--- TASK DESCRIPTION ---
Reproduce each line of the material precisely.

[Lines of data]
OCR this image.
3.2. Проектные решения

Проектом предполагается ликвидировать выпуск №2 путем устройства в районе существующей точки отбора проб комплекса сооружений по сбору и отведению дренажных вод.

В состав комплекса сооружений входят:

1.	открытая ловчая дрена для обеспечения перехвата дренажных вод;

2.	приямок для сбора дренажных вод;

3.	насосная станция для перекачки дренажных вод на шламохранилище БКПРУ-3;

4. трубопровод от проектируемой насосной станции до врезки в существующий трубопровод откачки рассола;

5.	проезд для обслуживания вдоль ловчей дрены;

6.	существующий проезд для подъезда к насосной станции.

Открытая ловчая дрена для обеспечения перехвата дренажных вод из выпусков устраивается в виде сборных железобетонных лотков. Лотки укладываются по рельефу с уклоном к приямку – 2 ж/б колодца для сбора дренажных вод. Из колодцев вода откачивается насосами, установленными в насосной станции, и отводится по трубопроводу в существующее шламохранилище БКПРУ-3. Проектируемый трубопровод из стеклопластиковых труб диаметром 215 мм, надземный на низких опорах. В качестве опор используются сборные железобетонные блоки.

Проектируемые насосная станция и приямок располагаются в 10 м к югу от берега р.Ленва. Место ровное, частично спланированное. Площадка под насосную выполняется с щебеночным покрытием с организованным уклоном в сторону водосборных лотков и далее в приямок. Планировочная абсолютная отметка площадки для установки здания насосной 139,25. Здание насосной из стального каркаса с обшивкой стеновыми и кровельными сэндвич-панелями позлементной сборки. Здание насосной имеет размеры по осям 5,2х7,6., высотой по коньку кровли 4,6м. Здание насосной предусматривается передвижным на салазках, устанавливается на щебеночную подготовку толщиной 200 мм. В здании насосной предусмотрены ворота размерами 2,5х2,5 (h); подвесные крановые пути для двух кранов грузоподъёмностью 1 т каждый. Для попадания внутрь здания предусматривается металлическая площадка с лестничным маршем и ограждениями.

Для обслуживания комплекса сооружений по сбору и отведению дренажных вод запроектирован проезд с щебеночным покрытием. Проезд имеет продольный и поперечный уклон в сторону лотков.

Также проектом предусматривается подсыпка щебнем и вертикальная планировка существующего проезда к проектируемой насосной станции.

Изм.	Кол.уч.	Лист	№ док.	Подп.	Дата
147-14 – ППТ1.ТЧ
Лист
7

--- SOLUTION TO THIS EXERCISE ---
OCR this image.
3.2. Проектные решения

Проектом предполагается ликвидировать выпуск №2 путем устройства в районе существующей точки отбора проб комплекса сооружений по сбору и отведению дренажных вод.

В состав комплекса сооружений входят:

1.	открытая ловчая дрена для обеспечения перехвата дренажных вод;

2.	приямок для сбора дренажных вод;

3.	насосная станция для перекачки дренажных вод на шламохранилище БКПРУ-3;

4. трубопровод от проектируемой насосной станции до врезки в существующий трубопровод откачки рассола;

5.	проезд для обслуживания вдоль ловчей дрены;

6.	существующий проезд для подъезда к насосной станции.

Открытая ловчая дрена для обеспечения перехвата дренажных вод из выпусков устраивается в виде сборных железобетонных лотков. Лотки укладываются по рельефу с уклоном к приямку – 2 ж/б колодца для сбора дренажных вод. Из колодцев вода откачивается насосами, установленными в насосной станции, и отводится по трубопроводу в существующее шламохранилище БКПРУ-3. Проектируемый трубопровод из стеклопластиковых труб диаметром 215 мм, надземный на низких опорах. В качестве опор используются сборные железобетонные блоки.

Проектируемые насосная станция и приямок располагаются в 10 м к югу от берега р.Ленва. Место ровное, частично спланированное. Площадка под насосную выполняется с щебеночным покрытием с организованным уклоном в сторону водосборных лотков и далее в приямок. Планировочная абсолютная отметка площадки для установки здания насосной 139,25. Здание насосной из стального каркаса с обшивкой стеновыми и кровельными сэндвич-панелями позлементной сборки. Здание насосной имеет размеры по осям 5,2х7,6., высотой по коньку кровли 4,6м. Здание насосной предусматривается передвижным на салазках, устанавливается на щебеночную подготовку толщиной 200 мм. В здании насосной предусмотрены ворота размерами 2,5х2,5 (h); подвесные крановые пути для двух кранов грузоподъёмностью 1 т каждый. Для попадания внутрь здания предусматривается металлическая площадка с лестничным маршем и ограждениями.

Для обслуживания комплекса сооружений по сбору и отведению дренажных вод запроектирован проезд с щебеночным покрытием. Проезд имеет продольный и поперечный уклон в сторону лотков.

Также проектом предусматривается подсыпка щебнем и вертикальная планировка существующего проезда к проектируемой насосной станции.

Изм.	Кол.уч.	Лист	№ док.	Подп.	Дата
147-14 – ППТ1.ТЧ
Лист
7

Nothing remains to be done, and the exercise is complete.